### Work instructions
Look through the data below. Collect every line where the word "document" occurs.

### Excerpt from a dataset
[start]

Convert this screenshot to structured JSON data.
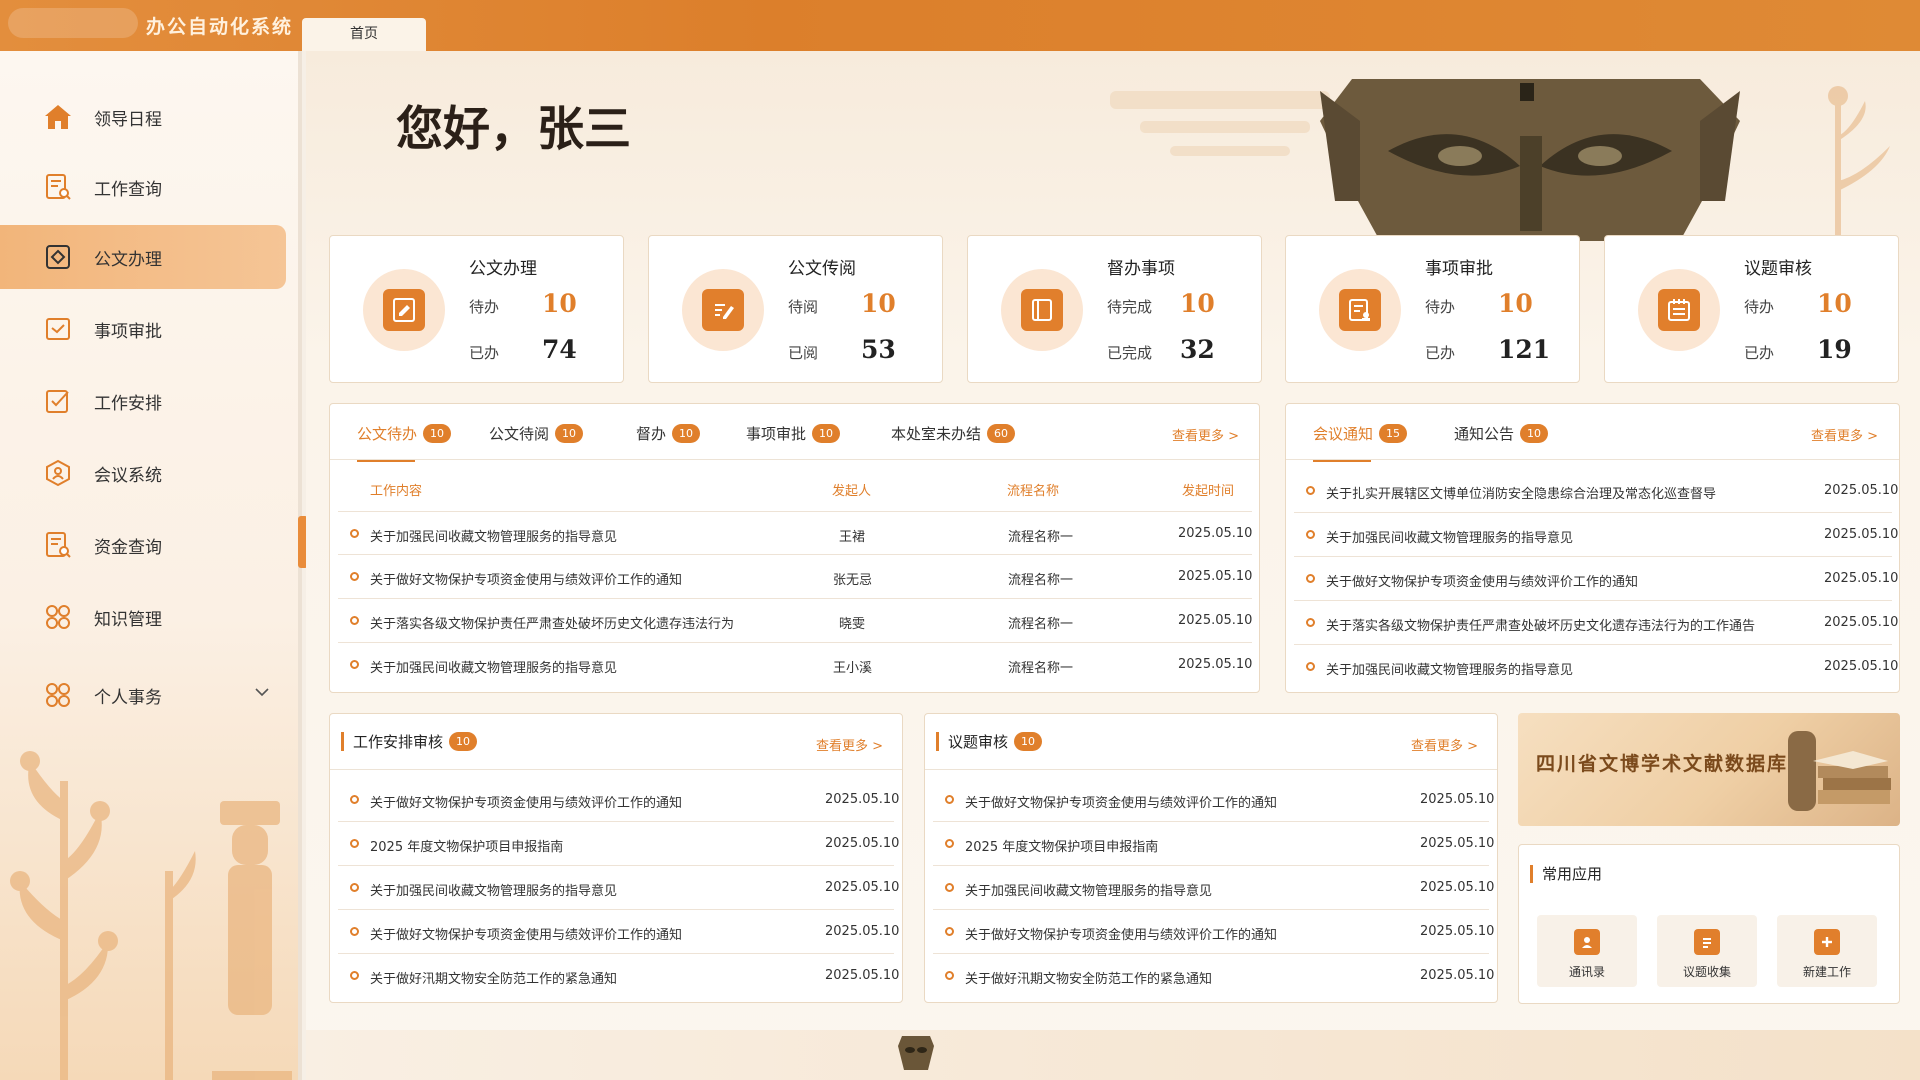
{
  "app": {
    "title": "办公自动化系统",
    "home_tab": "首页"
  },
  "sidebar": {
    "items": [
      {
        "label": "领导日程",
        "icon": "home-icon"
      },
      {
        "label": "工作查询",
        "icon": "document-search-icon"
      },
      {
        "label": "公文办理",
        "icon": "diamond-doc-icon",
        "active": true
      },
      {
        "label": "事项审批",
        "icon": "mail-check-icon"
      },
      {
        "label": "工作安排",
        "icon": "checklist-icon"
      },
      {
        "label": "会议系统",
        "icon": "meeting-icon"
      },
      {
        "label": "资金查询",
        "icon": "fund-search-icon"
      },
      {
        "label": "知识管理",
        "icon": "grid-icon"
      },
      {
        "label": "个人事务",
        "icon": "grid-icon",
        "expandable": true
      }
    ]
  },
  "greeting": "您好，张三",
  "cards": [
    {
      "title": "公文办理",
      "r1_label": "待办",
      "r1_value": "10",
      "r2_label": "已办",
      "r2_value": "74",
      "icon": "pen-document-icon"
    },
    {
      "title": "公文传阅",
      "r1_label": "待阅",
      "r1_value": "10",
      "r2_label": "已阅",
      "r2_value": "53",
      "icon": "edit-document-icon"
    },
    {
      "title": "督办事项",
      "r1_label": "待完成",
      "r1_value": "10",
      "r2_label": "已完成",
      "r2_value": "32",
      "icon": "book-icon"
    },
    {
      "title": "事项审批",
      "r1_label": "待办",
      "r1_value": "10",
      "r2_label": "已办",
      "r2_value": "121",
      "icon": "approval-icon"
    },
    {
      "title": "议题审核",
      "r1_label": "待办",
      "r1_value": "10",
      "r2_label": "已办",
      "r2_value": "19",
      "icon": "notepad-icon"
    }
  ],
  "doc_panel": {
    "tabs": [
      {
        "label": "公文待办",
        "count": "10"
      },
      {
        "label": "公文待阅",
        "count": "10"
      },
      {
        "label": "督办",
        "count": "10"
      },
      {
        "label": "事项审批",
        "count": "10"
      },
      {
        "label": "本处室未办结",
        "count": "60"
      }
    ],
    "more": "查看更多 >",
    "columns": [
      "工作内容",
      "发起人",
      "流程名称",
      "发起时间"
    ],
    "rows": [
      {
        "content": "关于加强民间收藏文物管理服务的指导意见",
        "initiator": "王裙",
        "flow": "流程名称一",
        "time": "2025.05.10"
      },
      {
        "content": "关于做好文物保护专项资金使用与绩效评价工作的通知",
        "initiator": "张无忌",
        "flow": "流程名称一",
        "time": "2025.05.10"
      },
      {
        "content": "关于落实各级文物保护责任严肃查处破坏历史文化遗存违法行为",
        "initiator": "晓雯",
        "flow": "流程名称一",
        "time": "2025.05.10"
      },
      {
        "content": "关于加强民间收藏文物管理服务的指导意见",
        "initiator": "王小溪",
        "flow": "流程名称一",
        "time": "2025.05.10"
      }
    ]
  },
  "notice_panel": {
    "tabs": [
      {
        "label": "会议通知",
        "count": "15"
      },
      {
        "label": "通知公告",
        "count": "10"
      }
    ],
    "more": "查看更多 >",
    "rows": [
      {
        "content": "关于扎实开展辖区文博单位消防安全隐患综合治理及常态化巡查督导",
        "time": "2025.05.10"
      },
      {
        "content": "关于加强民间收藏文物管理服务的指导意见",
        "time": "2025.05.10"
      },
      {
        "content": "关于做好文物保护专项资金使用与绩效评价工作的通知",
        "time": "2025.05.10"
      },
      {
        "content": "关于落实各级文物保护责任严肃查处破坏历史文化遗存违法行为的工作通告",
        "time": "2025.05.10"
      },
      {
        "content": "关于加强民间收藏文物管理服务的指导意见",
        "time": "2025.05.10"
      }
    ]
  },
  "work_panel": {
    "title": "工作安排审核",
    "count": "10",
    "more": "查看更多 >",
    "rows": [
      {
        "content": "关于做好文物保护专项资金使用与绩效评价工作的通知",
        "time": "2025.05.10"
      },
      {
        "content": "2025 年度文物保护项目申报指南",
        "time": "2025.05.10"
      },
      {
        "content": "关于加强民间收藏文物管理服务的指导意见",
        "time": "2025.05.10"
      },
      {
        "content": "关于做好文物保护专项资金使用与绩效评价工作的通知",
        "time": "2025.05.10"
      },
      {
        "content": "关于做好汛期文物安全防范工作的紧急通知",
        "time": "2025.05.10"
      }
    ]
  },
  "topic_panel": {
    "title": "议题审核",
    "count": "10",
    "more": "查看更多 >",
    "rows": [
      {
        "content": "关于做好文物保护专项资金使用与绩效评价工作的通知",
        "time": "2025.05.10"
      },
      {
        "content": "2025 年度文物保护项目申报指南",
        "time": "2025.05.10"
      },
      {
        "content": "关于加强民间收藏文物管理服务的指导意见",
        "time": "2025.05.10"
      },
      {
        "content": "关于做好文物保护专项资金使用与绩效评价工作的通知",
        "time": "2025.05.10"
      },
      {
        "content": "关于做好汛期文物安全防范工作的紧急通知",
        "time": "2025.05.10"
      }
    ]
  },
  "db_banner": {
    "text": "四川省文博学术文献数据库"
  },
  "common_apps": {
    "title": "常用应用",
    "items": [
      {
        "label": "通讯录",
        "icon": "contacts-icon"
      },
      {
        "label": "议题收集",
        "icon": "topic-collect-icon"
      },
      {
        "label": "新建工作",
        "icon": "new-work-icon"
      }
    ]
  },
  "colors": {
    "accent": "#e07f2b",
    "topbar": "#dc7f2b",
    "background": "#f6efe6"
  }
}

[end]

### Solution to the problem
        "icon": "document-search-icon"
      "icon": "pen-document-icon"
      "icon": "edit-document-icon"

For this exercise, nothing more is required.